Work instruction A =>
Reproduce the part of the DTI patch email between "Sender: linux-kernel-owner@vger.kernel.org" and "prio, size_t len)", inclusive.
Work instruction B =>
Pick up the DTI patch email after its last line and keep writing it.

From mboxrd@z Thu Jan  1 00:00:00 1970
Return-Path: <linux-kernel-owner+w=401wt.eu-S1760271AbXGEQOs@vger.kernel.org>
Received: (majordomo@vger.kernel.org) by vger.kernel.org via listexpand
	id S1760271AbXGEQOs (ORCPT <rfc822;w@1wt.eu>);
	Thu, 5 Jul 2007 12:14:48 -0400
Received: (majordomo@vger.kernel.org) by vger.kernel.org id S1758040AbXGEQOl
	(ORCPT <rfc822;linux-kernel-outgoing>);
	Thu, 5 Jul 2007 12:14:41 -0400
Received: from tomts10.bellnexxia.net ([209.226.175.54]:37099 "EHLO
	tomts10-srv.bellnexxia.net" rhost-flags-OK-OK-OK-OK)
	by vger.kernel.org with ESMTP id S1757794AbXGEQOk (ORCPT
	<rfc822;linux-kernel@vger.kernel.org>);
	Thu, 5 Jul 2007 12:14:40 -0400
Date: Thu, 5 Jul 2007 12:14:38 -0400
From: Mathieu Desnoyers <compudj@krystal.dyndns.org>
To: Tom Zanussi <zanussi@us.ibm.com>
Cc: linux-kernel@vger.kernel.org, dwilder@us.ibm.com, HOLZHEU@de.ibm.com
Subject: Re: [RFC PATCH 2/6] Driver Tracing Interface (DTI) code
Message-ID: <20070705161438.GA23668@Krystal>
References: <1183173834.24291.138.camel@ubuntu> <20070704031304.GA24590@Krystal> <1183651149.4517.164.camel@ubuntu>
Mime-Version: 1.0
Content-Type: text/plain; charset=us-ascii
Content-Transfer-Encoding: 7bit
Content-Disposition: inline
In-Reply-To: <1183651149.4517.164.camel@ubuntu>
X-Editor: vi
X-Info: http://krystal.dyndns.org:8080
X-Operating-System: Linux/2.6.21.3-grsec (i686)
X-Uptime: 12:07:22 up 4 days, 10:50,  3 users,  load average: 0.42, 0.30, 0.22
User-Agent: Mutt/1.5.13 (2006-08-11)
Sender: linux-kernel-owner@vger.kernel.org
X-Mailing-List: linux-kernel@vger.kernel.org

* Tom Zanussi (zanussi@us.ibm.com) wrote:
> On Tue, 2007-07-03 at 23:13 -0400, Mathieu Desnoyers wrote:
> > > +void *__dti_reserve(struct dti_info *dti, int prio, size_t len)
> > > +{
> > > +	struct dti_event *event;
> > > +	int event_len;
> > > +
> > > +	if (!dti)
> > > +		return NULL;
> > > +
> > > +	if (prio > dti->level)
> > > +		return NULL;
> > > +
> > > +	event_len = len + sizeof(*event);
> > > +
> > > +	event = relay_reserve(dti->trace->rchan, event_len);
> > > +	if (!event)

Listed entries =>
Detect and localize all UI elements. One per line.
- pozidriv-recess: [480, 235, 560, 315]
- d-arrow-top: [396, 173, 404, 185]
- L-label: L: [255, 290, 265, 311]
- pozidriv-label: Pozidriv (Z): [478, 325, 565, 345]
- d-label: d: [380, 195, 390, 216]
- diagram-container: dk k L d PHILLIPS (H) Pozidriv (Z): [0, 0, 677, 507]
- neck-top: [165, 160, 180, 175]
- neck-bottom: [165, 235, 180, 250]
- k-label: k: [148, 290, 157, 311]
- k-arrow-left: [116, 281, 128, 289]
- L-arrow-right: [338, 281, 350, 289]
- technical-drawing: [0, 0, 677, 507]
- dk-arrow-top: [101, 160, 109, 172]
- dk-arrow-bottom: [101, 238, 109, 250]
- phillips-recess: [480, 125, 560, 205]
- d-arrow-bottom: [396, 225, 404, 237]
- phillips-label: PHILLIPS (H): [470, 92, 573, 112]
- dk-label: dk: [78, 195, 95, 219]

Written answer A =>
Sender: linux-kernel-owner@vger.kernel.org
X-Mailing-List: linux-kernel@vger.kernel.org

* Tom Zanussi (zanussi@us.ibm.com) wrote:
> On Tue, 2007-07-03 at 23:13 -0400, Mathieu Desnoyers wrote:
> > > +void *__dti_reserve(struct dti_info *dti, int prio, size_t len)

Written answer B =>
> > > +		return NULL;
> > > +
> > > +	event->time = sched_clock();
> > 
> > sched_clock() is dangerous.. you have to make sure you provide correct
> > clock errors in the trace parsing.. not exactly something interesting
> > when you are looking at the "one" case over 10000 that was faulty. See
> > the i386 sched-clock.c:
> > 
> >  * Scheduler clock - returns current time in nanosec units.
> >  * All data is local to the CPU.
> >  * The values are approximately[1] monotonic local to a CPU, but not
> >  * between CPUs.   There might be also an occasionally random error,
> >  * but not too bad. Between CPUs the values can be non monotonic.
> >  *
> >  * [1] no attempt to stop CPU instruction reordering, which can hit
> >  * in a 100 instruction window or so.
> > 
> > How do you plan to use these timestamps to reorder events across CPUs ?
> > 
> 
> lttng_timestamp()? ;-)
> 

Yeah, this problem is not easy.. I have a set of per architecture
timestamping implementations that detects the limitations of the
hardware and overcomes them (32 bits TSC -> 64 bits extension that
supports read from NMI context, detect TSCs not in sync (AMDs and some
intels) that falls back to what is more or less a logical clock then,
printing warnings. I also keep a recipe cookbook about what people
should disable on these architectures to get precise timestamps.
> 
> > > +
> > > +static int vprintk_normal(struct dti_info *dti, int prio, const char* fmt,
> > > +			  va_list args)
> > > +{
> > > +	struct dti_event *event;
> > > +	void *buf;
> > > +	int len, event_len, rc = -1;
> > > +	unsigned long flags;
> > > +
> > > +	if (!dti)
> > > +		return -1;
> > > +
> > > +	if (prio > dti->level)
> > > +		return -1;
> > > +
> > > +	local_irq_save(flags);
> > > +	buf = dti_printf_tmpbuf[smp_processor_id()];
> > > +	len = vsnprintf(buf, DTI_PRINTF_TMPBUF_SIZE, fmt, args);
> > 
> > As I said, why not put the result of the vsnprintf directly in the
> > buffer after the relay_reserve ?
> > 
> 
> Because I don't know how much to reserve until I've done the
> vsnprintf().  I think that to have vsnprintf() print directly into the
> relay buffer, I'd need a relay_unreserve() to remove the unused portion.
> 

This is why I use a 2 pass approach in LTTng: the first one, given a
NULL buffer, calculates the reserve size, and then the second pass does
the copy.

> > > +
> > > +/**
> > > + *	dti_relog_initbuf - re-log static initbuf into real relay channel
> > > + *	@work: work struct that contains the the dti handle
> > > + *
> > > + *	The global initbuf may contain events from multiple cpus.  These
> > > + *	events must be put into their respective cpu buffers once the
> > > + *	per-cpu channel is available.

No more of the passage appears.